— Instructions for the task —
Copy every record word for word.

··· Input rows

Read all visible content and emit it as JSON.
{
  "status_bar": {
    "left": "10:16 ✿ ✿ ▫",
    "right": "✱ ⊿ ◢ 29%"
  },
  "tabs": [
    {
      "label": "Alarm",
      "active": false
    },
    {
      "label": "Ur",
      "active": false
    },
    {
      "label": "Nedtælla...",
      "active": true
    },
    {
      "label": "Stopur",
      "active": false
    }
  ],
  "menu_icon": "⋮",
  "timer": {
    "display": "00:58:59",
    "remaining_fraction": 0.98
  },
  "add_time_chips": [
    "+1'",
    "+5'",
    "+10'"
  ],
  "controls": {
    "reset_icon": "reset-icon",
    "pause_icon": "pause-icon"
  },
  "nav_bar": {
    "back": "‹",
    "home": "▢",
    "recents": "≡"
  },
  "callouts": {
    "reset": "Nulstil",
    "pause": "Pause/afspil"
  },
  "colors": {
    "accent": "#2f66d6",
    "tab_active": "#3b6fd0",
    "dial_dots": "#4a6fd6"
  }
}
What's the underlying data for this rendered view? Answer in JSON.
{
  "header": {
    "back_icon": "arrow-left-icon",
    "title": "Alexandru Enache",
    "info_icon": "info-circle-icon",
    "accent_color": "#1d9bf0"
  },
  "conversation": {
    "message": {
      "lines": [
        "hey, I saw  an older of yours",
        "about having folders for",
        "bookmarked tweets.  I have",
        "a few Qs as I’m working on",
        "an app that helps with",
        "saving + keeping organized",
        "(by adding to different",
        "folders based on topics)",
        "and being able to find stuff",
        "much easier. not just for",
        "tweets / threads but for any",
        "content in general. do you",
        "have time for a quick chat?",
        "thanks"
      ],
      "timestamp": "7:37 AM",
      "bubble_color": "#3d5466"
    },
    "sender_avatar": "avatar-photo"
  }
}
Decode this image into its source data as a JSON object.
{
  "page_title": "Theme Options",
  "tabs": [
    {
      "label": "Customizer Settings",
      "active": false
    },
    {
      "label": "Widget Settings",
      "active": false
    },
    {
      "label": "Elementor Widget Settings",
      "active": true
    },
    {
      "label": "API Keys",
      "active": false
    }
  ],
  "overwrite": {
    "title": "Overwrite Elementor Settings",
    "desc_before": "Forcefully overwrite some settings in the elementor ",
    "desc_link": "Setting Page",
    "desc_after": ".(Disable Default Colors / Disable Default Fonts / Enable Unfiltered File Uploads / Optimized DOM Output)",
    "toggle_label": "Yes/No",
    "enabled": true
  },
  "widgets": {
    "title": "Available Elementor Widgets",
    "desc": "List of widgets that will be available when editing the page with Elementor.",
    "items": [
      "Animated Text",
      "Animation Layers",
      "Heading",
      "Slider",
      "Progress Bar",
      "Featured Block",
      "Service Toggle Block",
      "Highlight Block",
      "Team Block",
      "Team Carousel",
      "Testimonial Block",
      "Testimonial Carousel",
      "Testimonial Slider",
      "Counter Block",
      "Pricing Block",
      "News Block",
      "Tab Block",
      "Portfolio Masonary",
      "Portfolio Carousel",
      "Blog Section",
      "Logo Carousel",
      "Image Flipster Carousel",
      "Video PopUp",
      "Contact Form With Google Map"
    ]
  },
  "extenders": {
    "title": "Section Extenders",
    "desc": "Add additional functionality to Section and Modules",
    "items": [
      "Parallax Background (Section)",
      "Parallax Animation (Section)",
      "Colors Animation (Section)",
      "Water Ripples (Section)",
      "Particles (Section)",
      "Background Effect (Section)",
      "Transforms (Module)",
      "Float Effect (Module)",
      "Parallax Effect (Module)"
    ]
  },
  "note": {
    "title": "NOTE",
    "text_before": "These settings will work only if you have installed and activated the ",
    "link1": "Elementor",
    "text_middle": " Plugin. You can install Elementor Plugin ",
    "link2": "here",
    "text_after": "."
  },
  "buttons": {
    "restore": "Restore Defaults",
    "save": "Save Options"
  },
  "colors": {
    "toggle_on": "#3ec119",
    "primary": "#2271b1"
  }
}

······

— Solution below —
Read all visible content and emit it as JSON.
{
  "status_bar": {
    "left": "10:16 ✿ ✿ ▫",
    "right": "✱ ⊿ ◢ 29%"
  },
  "tabs": [
    {
      "label": "Alarm",
      "active": false
    },
    {
      "label": "Ur",
      "active": false
    },
    {
      "label": "Nedtælla...",
      "active": true
    },
    {
      "label": "Stopur",
      "active": false
    }
  ],
  "menu_icon": "⋮",
  "timer": {
    "display": "00:58:59",
    "remaining_fraction": 0.98
  },
  "add_time_chips": [
    "+1'",
    "+5'",
    "+10'"
  ],
  "controls": {
    "reset_icon": "reset-icon",
    "pause_icon": "pause-icon"
  },
  "nav_bar": {
    "back": "‹",
    "home": "▢",
    "recents": "≡"
  },
  "callouts": {
    "reset": "Nulstil",
    "pause": "Pause/afspil"
  },
  "colors": {
    "accent": "#2f66d6",
    "tab_active": "#3b6fd0",
    "dial_dots": "#4a6fd6"
  }
}
What's the underlying data for this rendered view? Answer in JSON.
{
  "header": {
    "back_icon": "arrow-left-icon",
    "title": "Alexandru Enache",
    "info_icon": "info-circle-icon",
    "accent_color": "#1d9bf0"
  },
  "conversation": {
    "message": {
      "lines": [
        "hey, I saw  an older of yours",
        "about having folders for",
        "bookmarked tweets.  I have",
        "a few Qs as I’m working on",
        "an app that helps with",
        "saving + keeping organized",
        "(by adding to different",
        "folders based on topics)",
        "and being able to find stuff",
        "much easier. not just for",
        "tweets / threads but for any",
        "content in general. do you",
        "have time for a quick chat?",
        "thanks"
      ],
      "timestamp": "7:37 AM",
      "bubble_color": "#3d5466"
    },
    "sender_avatar": "avatar-photo"
  }
}
Decode this image into its source data as a JSON object.
{
  "page_title": "Theme Options",
  "tabs": [
    {
      "label": "Customizer Settings",
      "active": false
    },
    {
      "label": "Widget Settings",
      "active": false
    },
    {
      "label": "Elementor Widget Settings",
      "active": true
    },
    {
      "label": "API Keys",
      "active": false
    }
  ],
  "overwrite": {
    "title": "Overwrite Elementor Settings",
    "desc_before": "Forcefully overwrite some settings in the elementor ",
    "desc_link": "Setting Page",
    "desc_after": ".(Disable Default Colors / Disable Default Fonts / Enable Unfiltered File Uploads / Optimized DOM Output)",
    "toggle_label": "Yes/No",
    "enabled": true
  },
  "widgets": {
    "title": "Available Elementor Widgets",
    "desc": "List of widgets that will be available when editing the page with Elementor.",
    "items": [
      "Animated Text",
      "Animation Layers",
      "Heading",
      "Slider",
      "Progress Bar",
      "Featured Block",
      "Service Toggle Block",
      "Highlight Block",
      "Team Block",
      "Team Carousel",
      "Testimonial Block",
      "Testimonial Carousel",
      "Testimonial Slider",
      "Counter Block",
      "Pricing Block",
      "News Block",
      "Tab Block",
      "Portfolio Masonary",
      "Portfolio Carousel",
      "Blog Section",
      "Logo Carousel",
      "Image Flipster Carousel",
      "Video PopUp",
      "Contact Form With Google Map"
    ]
  },
  "extenders": {
    "title": "Section Extenders",
    "desc": "Add additional functionality to Section and Modules",
    "items": [
      "Parallax Background (Section)",
      "Parallax Animation (Section)",
      "Colors Animation (Section)",
      "Water Ripples (Section)",
      "Particles (Section)",
      "Background Effect (Section)",
      "Transforms (Module)",
      "Float Effect (Module)",
      "Parallax Effect (Module)"
    ]
  },
  "note": {
    "title": "NOTE",
    "text_before": "These settings will work only if you have installed and activated the ",
    "link1": "Elementor",
    "text_middle": " Plugin. You can install Elementor Plugin ",
    "link2": "here",
    "text_after": "."
  },
  "buttons": {
    "restore": "Restore Defaults",
    "save": "Save Options"
  },
  "colors": {
    "toggle_on": "#3ec119",
    "primary": "#2271b1"
  }
}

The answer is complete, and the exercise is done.